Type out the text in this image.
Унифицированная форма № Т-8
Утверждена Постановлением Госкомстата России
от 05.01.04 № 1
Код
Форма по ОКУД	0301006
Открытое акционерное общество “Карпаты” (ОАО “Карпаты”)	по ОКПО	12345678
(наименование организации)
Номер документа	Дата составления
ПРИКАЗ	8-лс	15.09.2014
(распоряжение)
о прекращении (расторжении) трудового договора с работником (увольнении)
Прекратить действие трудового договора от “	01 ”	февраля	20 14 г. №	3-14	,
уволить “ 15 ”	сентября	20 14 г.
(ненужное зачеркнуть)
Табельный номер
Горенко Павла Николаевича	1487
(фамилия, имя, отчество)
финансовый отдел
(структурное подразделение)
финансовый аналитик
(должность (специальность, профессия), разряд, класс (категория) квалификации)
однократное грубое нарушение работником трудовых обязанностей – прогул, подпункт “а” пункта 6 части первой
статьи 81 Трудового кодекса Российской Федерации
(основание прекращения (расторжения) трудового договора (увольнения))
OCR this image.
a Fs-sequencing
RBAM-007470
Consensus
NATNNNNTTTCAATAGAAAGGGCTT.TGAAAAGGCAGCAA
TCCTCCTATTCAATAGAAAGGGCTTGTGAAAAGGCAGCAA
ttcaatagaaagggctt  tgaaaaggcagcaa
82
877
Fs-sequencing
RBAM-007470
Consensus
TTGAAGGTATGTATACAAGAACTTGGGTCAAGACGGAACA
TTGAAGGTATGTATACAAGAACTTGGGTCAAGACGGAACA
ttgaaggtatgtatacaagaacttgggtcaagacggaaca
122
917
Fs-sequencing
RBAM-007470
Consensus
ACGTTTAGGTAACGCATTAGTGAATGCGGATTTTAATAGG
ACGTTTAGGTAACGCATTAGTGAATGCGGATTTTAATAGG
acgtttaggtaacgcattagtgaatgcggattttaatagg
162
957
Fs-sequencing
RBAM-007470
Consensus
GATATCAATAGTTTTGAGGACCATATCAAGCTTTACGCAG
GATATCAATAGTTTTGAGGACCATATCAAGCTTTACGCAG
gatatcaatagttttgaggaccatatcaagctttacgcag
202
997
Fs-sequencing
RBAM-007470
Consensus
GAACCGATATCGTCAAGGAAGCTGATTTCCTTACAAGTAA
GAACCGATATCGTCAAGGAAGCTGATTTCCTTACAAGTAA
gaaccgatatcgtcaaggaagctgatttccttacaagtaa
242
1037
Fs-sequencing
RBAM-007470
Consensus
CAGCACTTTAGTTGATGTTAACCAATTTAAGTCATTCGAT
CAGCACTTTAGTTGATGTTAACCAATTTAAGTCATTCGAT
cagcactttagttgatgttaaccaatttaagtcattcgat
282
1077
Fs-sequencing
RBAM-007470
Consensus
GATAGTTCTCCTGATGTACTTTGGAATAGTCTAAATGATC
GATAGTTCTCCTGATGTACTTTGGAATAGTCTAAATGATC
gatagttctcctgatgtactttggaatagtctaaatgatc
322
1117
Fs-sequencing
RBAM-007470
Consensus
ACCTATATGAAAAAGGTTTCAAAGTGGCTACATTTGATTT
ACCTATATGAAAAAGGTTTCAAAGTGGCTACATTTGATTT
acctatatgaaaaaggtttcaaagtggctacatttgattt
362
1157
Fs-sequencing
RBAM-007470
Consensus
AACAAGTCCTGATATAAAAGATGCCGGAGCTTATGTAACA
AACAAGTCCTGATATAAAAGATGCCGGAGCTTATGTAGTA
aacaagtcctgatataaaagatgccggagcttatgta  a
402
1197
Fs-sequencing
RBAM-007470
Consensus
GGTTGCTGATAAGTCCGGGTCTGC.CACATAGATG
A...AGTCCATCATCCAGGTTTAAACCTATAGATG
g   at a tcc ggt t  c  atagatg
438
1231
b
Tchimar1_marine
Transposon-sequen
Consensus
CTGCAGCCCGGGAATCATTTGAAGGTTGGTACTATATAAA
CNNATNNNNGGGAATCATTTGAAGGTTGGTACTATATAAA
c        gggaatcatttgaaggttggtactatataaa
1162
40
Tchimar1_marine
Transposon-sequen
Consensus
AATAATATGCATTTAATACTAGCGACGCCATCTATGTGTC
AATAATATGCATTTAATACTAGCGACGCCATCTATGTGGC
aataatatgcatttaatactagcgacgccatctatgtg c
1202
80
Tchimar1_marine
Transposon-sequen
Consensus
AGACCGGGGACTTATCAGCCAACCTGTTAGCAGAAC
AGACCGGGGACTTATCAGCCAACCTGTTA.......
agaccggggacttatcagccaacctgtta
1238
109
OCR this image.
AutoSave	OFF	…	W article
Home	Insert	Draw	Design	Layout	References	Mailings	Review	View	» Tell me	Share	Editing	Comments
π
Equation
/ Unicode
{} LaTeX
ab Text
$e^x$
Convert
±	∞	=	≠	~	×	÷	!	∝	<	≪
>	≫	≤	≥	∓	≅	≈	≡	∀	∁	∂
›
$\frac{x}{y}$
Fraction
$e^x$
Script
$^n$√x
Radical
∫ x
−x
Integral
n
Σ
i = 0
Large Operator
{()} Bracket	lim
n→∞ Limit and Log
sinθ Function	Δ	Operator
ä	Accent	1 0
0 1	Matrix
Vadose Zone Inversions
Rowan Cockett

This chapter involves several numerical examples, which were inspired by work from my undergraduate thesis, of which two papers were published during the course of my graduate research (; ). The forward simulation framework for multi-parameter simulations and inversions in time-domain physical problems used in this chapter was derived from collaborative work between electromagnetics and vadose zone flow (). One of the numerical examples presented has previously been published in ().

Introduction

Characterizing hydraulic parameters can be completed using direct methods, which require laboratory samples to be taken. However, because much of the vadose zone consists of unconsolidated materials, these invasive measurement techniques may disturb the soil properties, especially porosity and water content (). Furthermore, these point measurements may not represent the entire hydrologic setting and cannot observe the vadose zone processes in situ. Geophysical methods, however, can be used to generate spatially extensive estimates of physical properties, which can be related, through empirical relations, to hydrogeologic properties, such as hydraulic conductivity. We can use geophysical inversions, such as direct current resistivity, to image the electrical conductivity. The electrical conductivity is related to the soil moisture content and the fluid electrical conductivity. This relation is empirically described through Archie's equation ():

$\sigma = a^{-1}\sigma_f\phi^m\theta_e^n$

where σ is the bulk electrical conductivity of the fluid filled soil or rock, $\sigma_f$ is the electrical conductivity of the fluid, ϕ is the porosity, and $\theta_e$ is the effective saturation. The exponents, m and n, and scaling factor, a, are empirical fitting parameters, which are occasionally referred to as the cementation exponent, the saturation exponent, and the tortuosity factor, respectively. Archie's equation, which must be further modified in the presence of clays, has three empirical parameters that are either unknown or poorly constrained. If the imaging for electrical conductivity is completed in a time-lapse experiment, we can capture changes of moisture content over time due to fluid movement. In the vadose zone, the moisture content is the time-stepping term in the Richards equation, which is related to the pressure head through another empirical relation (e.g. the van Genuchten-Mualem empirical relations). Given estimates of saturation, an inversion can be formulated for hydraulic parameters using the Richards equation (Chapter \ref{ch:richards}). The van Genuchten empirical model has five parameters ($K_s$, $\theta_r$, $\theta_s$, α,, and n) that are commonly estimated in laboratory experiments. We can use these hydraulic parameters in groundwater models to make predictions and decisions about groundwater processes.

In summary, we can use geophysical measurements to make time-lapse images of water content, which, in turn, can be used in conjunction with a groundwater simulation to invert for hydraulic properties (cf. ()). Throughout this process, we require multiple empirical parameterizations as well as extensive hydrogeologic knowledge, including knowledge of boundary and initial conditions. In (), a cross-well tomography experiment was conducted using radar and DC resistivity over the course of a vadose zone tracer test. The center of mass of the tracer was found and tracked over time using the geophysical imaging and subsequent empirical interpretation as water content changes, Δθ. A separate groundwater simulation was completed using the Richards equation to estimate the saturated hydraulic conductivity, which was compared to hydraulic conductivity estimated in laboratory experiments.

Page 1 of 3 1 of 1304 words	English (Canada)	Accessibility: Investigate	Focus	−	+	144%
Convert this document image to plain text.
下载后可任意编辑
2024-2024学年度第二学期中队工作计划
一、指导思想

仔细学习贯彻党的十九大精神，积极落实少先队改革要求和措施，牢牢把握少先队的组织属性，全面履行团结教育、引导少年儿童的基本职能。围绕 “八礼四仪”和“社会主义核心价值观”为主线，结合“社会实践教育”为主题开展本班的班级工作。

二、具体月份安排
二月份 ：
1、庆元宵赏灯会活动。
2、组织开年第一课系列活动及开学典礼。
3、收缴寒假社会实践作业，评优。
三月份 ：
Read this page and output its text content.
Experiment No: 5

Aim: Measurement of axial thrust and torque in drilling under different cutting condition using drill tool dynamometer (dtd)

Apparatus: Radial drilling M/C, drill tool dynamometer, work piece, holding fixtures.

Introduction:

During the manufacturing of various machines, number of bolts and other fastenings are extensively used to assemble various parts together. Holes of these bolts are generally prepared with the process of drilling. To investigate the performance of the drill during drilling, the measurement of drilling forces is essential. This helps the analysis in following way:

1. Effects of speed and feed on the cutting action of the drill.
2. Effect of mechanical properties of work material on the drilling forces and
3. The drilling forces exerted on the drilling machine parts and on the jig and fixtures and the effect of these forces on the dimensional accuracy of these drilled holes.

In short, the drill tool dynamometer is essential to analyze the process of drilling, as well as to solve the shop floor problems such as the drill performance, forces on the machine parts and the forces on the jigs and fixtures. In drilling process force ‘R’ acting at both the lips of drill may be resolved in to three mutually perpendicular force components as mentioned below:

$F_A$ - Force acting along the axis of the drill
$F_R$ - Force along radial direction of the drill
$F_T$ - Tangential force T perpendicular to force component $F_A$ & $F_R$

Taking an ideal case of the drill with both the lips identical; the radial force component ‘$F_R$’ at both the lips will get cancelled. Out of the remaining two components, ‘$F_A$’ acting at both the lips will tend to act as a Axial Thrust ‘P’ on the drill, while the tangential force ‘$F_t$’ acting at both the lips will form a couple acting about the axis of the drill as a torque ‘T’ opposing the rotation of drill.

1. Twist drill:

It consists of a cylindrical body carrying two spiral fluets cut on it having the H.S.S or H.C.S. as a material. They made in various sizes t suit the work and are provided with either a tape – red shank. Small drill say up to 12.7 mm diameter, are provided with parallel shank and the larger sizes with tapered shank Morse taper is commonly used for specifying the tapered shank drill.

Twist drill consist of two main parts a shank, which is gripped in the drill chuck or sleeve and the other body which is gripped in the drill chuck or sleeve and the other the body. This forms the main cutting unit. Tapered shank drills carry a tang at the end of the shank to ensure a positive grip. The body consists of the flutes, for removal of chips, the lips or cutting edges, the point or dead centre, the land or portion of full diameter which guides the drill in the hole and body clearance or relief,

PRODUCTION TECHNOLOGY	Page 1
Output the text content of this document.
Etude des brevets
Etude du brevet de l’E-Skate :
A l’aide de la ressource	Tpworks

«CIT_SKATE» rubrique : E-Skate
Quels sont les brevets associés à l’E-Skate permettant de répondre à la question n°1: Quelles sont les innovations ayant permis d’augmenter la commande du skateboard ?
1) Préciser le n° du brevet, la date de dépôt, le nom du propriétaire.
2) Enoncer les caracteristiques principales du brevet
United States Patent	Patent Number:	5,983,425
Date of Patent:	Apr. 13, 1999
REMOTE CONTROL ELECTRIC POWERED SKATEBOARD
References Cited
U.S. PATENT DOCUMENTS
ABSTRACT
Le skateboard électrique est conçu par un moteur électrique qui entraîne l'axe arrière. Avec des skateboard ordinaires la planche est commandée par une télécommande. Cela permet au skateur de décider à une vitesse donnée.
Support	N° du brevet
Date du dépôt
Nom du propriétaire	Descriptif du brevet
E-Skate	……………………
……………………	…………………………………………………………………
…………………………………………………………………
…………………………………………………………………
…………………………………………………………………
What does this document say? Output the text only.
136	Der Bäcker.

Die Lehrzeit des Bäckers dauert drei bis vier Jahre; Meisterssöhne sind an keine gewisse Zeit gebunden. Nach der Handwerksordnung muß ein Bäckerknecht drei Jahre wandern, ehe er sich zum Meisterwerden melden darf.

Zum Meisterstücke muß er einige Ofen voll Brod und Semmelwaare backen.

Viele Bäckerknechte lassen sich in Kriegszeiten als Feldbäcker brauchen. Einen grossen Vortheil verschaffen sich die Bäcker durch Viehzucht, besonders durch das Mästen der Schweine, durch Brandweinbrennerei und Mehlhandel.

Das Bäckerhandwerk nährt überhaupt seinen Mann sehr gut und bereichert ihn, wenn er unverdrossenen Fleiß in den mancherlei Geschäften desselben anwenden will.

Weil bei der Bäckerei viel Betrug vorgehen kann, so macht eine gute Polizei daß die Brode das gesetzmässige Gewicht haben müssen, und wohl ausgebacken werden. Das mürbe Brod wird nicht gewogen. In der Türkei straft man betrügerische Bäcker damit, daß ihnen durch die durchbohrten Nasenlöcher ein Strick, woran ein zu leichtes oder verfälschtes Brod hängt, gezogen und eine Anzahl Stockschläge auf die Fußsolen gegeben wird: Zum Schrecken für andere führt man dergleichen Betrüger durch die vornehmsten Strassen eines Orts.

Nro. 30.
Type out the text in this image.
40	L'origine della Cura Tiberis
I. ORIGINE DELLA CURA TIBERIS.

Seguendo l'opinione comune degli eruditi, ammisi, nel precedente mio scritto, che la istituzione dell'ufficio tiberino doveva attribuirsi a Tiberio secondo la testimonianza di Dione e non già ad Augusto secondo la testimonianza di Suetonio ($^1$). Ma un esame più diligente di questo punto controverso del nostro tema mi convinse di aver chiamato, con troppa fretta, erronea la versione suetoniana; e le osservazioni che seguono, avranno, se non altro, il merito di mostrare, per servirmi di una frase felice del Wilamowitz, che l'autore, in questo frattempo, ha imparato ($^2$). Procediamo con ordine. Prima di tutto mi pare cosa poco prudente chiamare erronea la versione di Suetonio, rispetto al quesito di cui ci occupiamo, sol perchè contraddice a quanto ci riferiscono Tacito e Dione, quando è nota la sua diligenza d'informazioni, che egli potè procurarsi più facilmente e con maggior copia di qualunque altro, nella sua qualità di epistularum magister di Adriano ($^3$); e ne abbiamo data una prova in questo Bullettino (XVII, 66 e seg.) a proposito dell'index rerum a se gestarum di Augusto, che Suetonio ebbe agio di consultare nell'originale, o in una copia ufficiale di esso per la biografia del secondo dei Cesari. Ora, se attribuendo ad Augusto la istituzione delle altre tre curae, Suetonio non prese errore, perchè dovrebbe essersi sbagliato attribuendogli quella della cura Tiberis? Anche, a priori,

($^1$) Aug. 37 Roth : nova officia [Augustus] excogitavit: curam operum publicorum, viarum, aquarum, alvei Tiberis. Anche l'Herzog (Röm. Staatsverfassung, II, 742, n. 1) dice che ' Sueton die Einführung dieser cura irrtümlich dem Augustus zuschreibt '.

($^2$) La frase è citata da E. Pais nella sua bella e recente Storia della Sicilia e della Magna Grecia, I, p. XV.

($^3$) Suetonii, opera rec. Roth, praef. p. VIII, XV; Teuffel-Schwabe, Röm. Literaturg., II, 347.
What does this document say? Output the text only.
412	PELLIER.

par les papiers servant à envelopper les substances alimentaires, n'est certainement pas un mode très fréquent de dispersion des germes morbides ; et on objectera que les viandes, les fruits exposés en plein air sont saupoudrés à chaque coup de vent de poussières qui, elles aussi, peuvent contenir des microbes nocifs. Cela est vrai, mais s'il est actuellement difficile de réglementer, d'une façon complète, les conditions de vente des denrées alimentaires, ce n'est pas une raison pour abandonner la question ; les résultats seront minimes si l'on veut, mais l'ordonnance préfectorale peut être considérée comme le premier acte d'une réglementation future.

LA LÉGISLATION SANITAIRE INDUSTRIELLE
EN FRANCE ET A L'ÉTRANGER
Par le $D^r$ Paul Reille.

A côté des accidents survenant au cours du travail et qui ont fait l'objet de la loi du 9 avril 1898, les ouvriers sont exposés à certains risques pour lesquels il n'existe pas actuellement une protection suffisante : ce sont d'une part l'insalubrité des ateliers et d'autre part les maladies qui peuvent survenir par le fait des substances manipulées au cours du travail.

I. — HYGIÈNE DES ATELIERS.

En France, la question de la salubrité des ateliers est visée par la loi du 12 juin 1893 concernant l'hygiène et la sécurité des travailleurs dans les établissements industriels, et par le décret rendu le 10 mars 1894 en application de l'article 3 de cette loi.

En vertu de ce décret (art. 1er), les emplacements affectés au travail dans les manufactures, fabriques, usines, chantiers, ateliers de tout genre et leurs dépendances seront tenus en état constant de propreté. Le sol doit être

++++

* _Directions for this task_: Locate the word "финансовый" in the records above, and return each line that has it.

* _The reply_:
финансовый отдел
финансовый аналитик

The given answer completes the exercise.